REQUIRED TASK |
Tally every line of the listing where the string "text" is found, and state the total alone.

MATERIAL |
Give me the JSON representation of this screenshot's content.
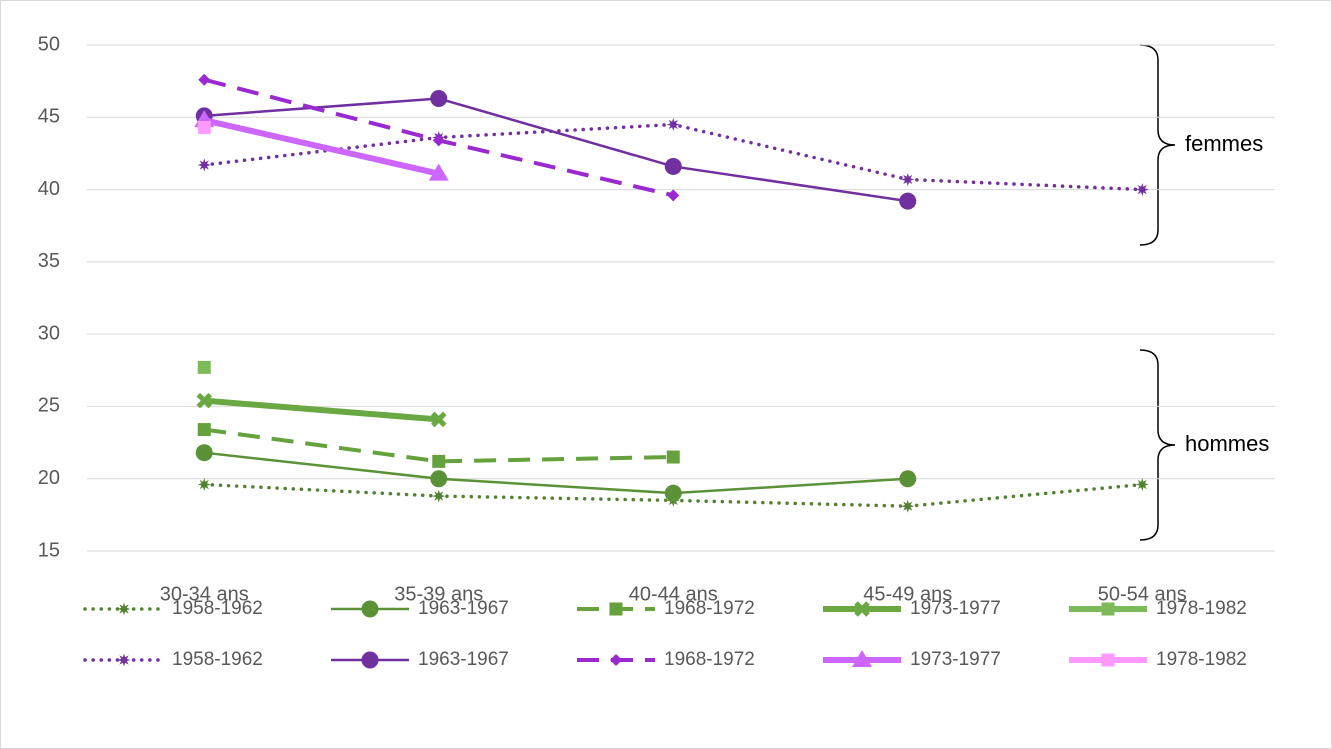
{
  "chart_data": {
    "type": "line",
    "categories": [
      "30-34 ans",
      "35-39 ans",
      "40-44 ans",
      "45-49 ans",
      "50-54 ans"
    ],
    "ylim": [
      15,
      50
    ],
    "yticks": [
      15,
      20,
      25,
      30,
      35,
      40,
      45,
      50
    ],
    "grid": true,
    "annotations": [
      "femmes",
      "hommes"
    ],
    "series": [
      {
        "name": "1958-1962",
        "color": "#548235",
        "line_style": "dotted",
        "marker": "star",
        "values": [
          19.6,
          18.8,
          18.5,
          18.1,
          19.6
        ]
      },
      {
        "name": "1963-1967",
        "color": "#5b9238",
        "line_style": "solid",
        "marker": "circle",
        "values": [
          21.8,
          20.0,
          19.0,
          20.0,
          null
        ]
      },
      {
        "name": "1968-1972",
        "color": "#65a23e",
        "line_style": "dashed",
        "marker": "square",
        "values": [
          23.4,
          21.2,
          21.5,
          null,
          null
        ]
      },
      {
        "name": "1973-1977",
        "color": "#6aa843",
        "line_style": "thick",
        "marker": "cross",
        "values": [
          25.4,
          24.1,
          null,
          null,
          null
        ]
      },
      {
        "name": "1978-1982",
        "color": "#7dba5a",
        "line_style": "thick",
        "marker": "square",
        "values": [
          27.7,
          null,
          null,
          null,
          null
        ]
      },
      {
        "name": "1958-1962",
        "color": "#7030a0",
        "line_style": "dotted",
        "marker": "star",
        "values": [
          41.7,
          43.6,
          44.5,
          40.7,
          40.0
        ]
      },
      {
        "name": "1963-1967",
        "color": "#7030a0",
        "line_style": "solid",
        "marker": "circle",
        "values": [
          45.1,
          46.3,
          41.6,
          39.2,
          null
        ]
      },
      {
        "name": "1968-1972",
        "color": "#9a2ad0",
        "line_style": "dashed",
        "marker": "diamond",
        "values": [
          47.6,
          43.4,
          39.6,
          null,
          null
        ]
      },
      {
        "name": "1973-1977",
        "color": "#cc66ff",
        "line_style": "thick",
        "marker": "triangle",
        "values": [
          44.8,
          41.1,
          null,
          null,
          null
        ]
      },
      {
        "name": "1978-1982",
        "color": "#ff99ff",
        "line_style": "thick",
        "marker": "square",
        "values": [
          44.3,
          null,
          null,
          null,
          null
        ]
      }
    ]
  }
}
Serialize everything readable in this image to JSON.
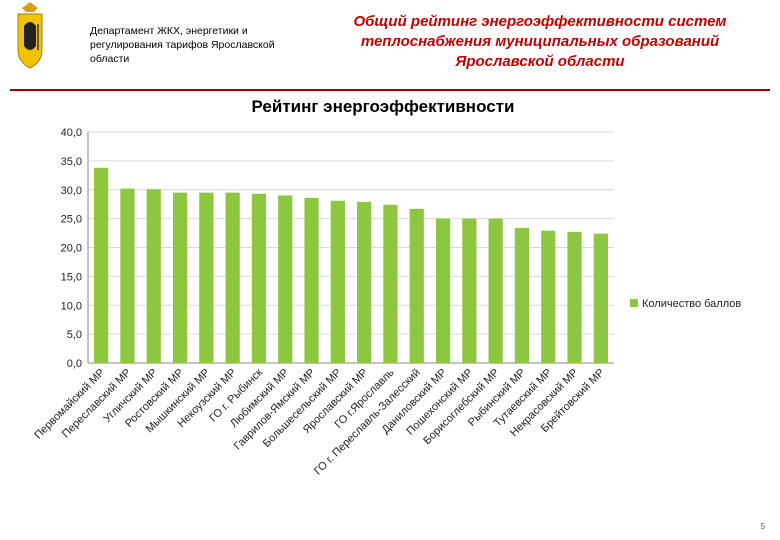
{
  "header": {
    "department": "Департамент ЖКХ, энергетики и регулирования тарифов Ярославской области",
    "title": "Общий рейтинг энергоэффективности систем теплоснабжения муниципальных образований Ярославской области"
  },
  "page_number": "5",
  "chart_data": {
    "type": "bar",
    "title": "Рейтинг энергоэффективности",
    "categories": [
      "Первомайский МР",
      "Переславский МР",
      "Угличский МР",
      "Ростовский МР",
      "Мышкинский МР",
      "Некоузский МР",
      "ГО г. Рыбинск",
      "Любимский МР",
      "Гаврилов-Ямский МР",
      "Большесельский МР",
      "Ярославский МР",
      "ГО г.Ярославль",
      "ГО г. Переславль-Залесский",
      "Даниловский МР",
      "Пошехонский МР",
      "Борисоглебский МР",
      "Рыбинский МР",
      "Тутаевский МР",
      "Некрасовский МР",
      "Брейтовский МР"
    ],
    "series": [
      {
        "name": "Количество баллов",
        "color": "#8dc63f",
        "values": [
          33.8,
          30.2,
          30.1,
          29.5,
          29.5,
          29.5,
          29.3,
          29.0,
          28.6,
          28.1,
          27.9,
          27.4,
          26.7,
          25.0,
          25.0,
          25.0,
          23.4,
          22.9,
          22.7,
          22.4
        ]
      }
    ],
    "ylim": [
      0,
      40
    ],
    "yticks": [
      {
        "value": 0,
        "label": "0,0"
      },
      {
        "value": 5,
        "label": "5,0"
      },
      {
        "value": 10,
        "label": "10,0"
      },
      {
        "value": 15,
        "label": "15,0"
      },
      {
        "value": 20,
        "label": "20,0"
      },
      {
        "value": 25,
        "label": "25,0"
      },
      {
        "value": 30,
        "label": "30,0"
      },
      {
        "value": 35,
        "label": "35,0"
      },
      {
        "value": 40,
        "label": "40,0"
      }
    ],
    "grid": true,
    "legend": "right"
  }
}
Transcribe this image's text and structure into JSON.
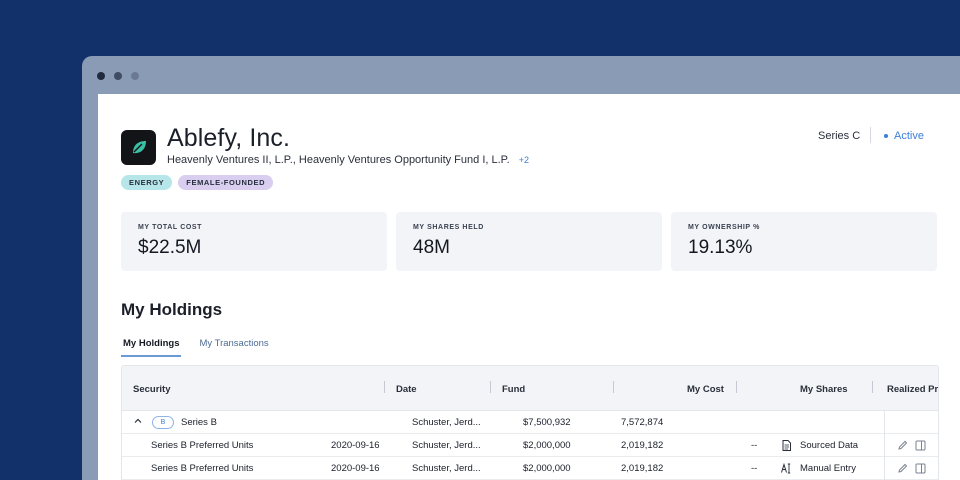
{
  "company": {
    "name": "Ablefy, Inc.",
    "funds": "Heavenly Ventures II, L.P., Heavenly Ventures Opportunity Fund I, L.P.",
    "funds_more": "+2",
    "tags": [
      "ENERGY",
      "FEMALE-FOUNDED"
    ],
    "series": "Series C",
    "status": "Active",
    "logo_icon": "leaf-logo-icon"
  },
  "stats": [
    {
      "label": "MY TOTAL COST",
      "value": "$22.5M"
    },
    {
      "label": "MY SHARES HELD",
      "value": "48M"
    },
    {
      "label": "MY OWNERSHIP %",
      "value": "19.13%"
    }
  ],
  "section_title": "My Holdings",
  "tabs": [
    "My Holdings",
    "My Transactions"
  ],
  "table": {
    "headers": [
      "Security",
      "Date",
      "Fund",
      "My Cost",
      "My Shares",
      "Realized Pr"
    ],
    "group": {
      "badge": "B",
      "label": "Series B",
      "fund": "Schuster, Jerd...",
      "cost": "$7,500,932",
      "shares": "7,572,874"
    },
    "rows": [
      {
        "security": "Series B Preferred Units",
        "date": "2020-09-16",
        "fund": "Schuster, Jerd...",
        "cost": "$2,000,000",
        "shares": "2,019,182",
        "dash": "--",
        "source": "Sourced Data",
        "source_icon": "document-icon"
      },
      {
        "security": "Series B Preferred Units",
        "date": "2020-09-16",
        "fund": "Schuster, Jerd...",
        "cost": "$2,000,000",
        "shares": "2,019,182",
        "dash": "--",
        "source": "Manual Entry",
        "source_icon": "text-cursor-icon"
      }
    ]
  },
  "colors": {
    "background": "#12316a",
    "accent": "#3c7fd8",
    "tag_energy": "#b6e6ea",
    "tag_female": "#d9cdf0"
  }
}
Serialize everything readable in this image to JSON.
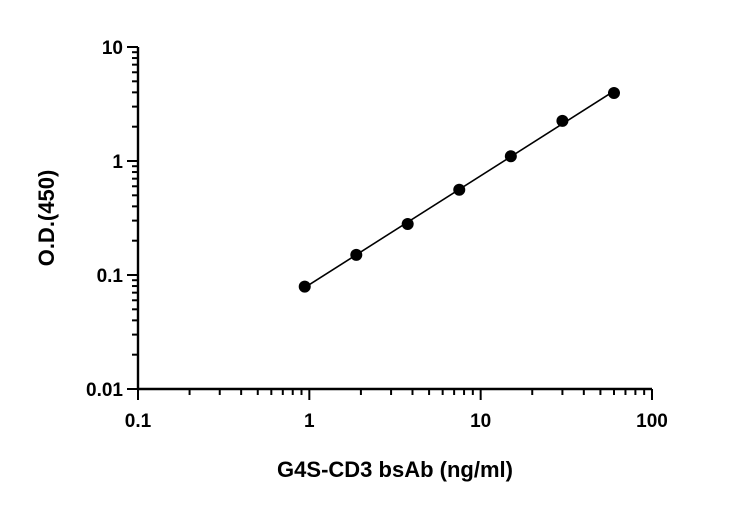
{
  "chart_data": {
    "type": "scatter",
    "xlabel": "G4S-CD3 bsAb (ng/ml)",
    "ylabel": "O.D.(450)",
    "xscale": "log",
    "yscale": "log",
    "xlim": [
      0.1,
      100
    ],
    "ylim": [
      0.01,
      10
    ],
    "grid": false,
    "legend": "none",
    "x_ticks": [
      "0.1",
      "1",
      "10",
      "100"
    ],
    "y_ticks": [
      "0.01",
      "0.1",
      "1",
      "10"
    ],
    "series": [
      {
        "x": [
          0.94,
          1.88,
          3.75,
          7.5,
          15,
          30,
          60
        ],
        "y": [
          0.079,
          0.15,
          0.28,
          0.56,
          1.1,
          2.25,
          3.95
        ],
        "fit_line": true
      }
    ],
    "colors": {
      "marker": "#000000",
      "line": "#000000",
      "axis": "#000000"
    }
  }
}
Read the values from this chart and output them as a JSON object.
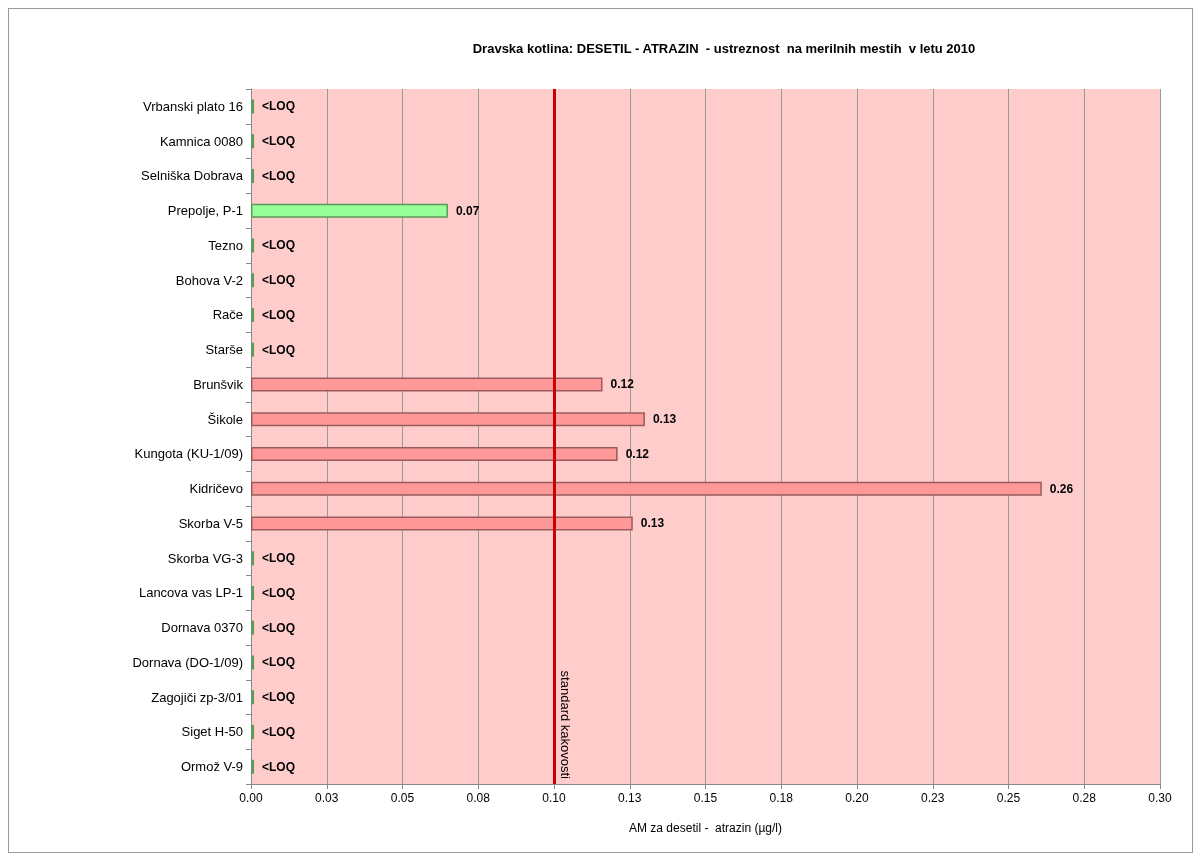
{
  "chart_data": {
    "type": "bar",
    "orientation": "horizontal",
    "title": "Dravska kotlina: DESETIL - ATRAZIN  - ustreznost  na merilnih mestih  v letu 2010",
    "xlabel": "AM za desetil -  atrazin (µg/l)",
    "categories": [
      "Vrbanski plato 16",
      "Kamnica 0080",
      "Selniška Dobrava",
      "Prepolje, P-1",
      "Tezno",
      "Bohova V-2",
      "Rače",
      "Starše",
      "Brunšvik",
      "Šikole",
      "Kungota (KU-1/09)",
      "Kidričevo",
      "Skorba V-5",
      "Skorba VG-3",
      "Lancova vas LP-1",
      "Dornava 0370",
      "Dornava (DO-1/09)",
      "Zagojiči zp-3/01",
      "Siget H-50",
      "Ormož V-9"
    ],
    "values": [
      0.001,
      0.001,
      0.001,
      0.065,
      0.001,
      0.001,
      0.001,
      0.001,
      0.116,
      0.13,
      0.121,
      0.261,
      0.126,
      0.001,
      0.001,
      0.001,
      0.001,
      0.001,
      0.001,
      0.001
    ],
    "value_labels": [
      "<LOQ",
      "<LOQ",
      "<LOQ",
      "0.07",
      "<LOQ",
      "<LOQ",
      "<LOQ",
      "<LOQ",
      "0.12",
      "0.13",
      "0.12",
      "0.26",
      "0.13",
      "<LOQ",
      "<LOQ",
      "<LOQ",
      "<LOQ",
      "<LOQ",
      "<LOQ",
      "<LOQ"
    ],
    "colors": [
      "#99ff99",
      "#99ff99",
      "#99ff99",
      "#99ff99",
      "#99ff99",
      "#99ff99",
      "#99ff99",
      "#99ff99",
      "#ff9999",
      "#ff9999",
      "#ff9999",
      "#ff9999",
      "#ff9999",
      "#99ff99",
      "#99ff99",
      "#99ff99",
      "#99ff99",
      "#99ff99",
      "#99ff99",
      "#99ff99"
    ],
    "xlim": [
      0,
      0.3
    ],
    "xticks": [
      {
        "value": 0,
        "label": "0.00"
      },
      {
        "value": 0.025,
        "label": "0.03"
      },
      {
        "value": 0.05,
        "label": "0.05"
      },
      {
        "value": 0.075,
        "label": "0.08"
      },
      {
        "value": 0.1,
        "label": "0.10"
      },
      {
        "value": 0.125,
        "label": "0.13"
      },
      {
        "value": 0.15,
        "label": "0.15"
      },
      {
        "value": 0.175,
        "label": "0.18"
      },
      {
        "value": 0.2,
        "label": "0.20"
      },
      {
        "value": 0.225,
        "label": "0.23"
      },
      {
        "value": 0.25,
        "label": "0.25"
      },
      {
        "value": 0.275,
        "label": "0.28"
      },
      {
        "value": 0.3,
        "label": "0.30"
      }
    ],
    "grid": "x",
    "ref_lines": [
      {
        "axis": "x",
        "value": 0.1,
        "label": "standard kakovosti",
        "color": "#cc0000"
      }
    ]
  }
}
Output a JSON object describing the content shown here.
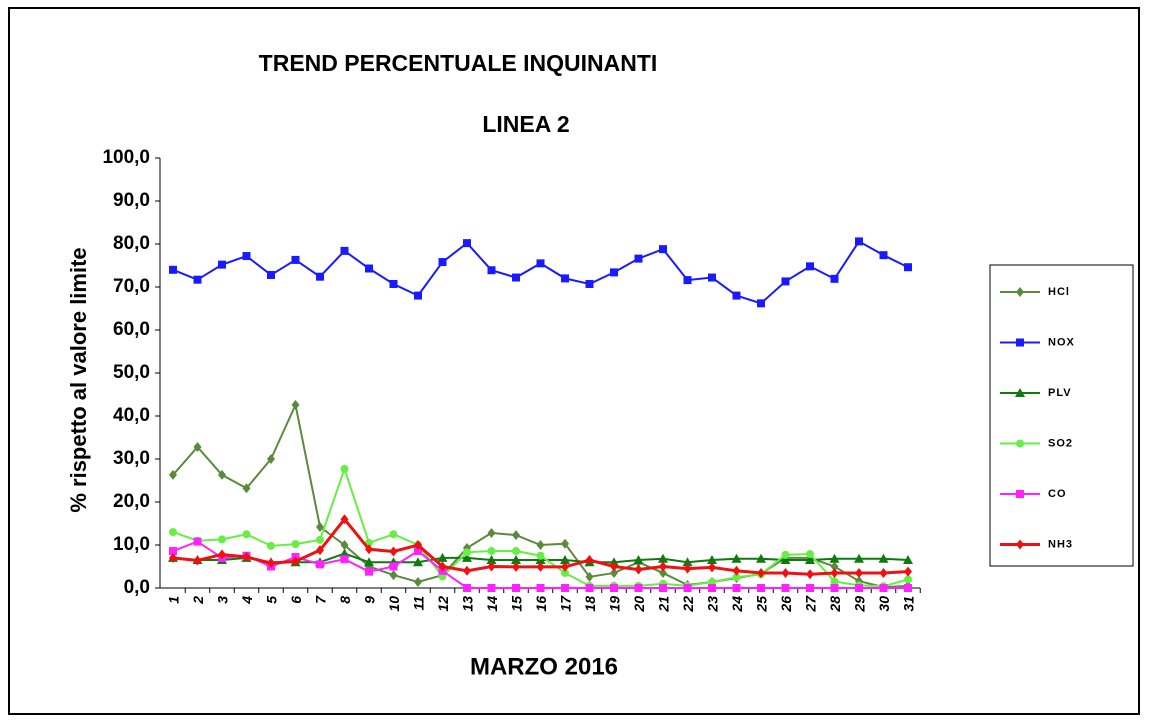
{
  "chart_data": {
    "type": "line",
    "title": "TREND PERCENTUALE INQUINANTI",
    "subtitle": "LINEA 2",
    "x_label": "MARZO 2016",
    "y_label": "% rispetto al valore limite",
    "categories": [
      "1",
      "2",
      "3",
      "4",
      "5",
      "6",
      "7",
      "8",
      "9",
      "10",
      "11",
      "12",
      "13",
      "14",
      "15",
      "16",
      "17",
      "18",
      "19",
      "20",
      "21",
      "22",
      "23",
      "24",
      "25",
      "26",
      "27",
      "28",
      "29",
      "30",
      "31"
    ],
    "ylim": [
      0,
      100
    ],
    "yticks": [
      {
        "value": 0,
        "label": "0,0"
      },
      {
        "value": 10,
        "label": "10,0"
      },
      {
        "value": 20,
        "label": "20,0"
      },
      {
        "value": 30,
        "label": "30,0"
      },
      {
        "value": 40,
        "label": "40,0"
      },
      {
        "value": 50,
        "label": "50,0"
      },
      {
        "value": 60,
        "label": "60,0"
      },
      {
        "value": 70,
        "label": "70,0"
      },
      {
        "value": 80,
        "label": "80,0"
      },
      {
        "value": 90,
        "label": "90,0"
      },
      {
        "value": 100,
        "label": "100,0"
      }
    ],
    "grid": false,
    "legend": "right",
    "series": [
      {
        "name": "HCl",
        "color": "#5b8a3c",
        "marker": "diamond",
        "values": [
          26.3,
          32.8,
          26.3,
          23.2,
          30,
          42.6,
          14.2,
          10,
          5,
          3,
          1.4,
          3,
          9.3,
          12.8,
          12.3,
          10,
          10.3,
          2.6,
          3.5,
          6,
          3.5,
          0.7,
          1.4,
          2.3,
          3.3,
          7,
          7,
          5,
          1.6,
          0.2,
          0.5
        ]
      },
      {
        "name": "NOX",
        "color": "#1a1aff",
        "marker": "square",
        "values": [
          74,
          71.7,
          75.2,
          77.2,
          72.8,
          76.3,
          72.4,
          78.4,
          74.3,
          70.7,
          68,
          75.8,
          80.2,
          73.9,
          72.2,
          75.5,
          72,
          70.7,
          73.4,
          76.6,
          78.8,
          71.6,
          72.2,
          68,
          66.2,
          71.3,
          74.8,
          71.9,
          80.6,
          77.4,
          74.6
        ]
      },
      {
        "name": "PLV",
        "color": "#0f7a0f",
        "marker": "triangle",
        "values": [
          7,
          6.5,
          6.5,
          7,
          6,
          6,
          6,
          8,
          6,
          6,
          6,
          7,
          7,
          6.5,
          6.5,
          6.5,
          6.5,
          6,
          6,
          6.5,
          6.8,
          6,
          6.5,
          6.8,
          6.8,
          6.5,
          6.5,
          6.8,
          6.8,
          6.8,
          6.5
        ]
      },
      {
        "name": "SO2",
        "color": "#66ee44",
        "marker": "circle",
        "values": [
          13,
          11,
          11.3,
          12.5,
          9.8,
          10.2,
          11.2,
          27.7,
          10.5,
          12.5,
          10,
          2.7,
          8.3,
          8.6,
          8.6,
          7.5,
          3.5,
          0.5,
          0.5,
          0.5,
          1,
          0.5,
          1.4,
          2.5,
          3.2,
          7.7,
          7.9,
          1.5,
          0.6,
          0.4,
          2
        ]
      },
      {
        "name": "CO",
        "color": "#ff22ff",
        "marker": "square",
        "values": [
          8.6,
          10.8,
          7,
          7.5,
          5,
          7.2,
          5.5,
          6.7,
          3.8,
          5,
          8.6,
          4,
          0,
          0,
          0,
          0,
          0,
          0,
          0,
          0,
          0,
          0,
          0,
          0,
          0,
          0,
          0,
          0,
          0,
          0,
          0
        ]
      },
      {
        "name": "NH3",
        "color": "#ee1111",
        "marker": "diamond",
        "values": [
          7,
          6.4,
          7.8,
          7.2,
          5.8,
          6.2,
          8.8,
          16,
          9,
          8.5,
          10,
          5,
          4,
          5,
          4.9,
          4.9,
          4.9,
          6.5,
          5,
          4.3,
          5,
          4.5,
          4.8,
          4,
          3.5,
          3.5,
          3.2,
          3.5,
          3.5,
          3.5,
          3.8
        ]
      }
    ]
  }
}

EXERCISE SOLUTION |
2